- _What is asked_
Look through the listing for the word "name". Copy each line that has it.

+++ Dataset entries

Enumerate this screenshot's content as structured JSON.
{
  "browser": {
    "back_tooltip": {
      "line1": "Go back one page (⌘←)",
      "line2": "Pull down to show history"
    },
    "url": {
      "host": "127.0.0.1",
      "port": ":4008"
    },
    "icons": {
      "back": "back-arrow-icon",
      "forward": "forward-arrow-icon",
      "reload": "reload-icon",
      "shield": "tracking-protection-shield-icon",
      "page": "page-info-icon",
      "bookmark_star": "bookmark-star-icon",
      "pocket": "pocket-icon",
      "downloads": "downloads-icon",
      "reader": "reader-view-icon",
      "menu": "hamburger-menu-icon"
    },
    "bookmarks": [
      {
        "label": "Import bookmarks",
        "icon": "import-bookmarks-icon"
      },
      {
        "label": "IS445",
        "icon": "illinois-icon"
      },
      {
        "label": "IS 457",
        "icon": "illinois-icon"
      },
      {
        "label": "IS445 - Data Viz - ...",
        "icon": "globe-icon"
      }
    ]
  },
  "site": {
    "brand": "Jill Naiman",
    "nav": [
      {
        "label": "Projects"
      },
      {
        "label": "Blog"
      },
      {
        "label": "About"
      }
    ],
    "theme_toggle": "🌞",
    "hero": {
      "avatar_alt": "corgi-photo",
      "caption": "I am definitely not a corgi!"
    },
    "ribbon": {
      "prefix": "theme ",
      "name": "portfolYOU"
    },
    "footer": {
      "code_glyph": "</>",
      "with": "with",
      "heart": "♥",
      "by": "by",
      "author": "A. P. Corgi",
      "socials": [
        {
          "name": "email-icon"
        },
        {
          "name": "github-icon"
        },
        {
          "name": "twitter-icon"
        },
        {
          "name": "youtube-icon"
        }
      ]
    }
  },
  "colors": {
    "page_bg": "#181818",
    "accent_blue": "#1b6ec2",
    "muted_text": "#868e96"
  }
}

++++++

- _Result for this exercise_
      "name": "portfolYOU"
          "name": "email-icon"
          "name": "github-icon"
          "name": "twitter-icon"
          "name": "youtube-icon"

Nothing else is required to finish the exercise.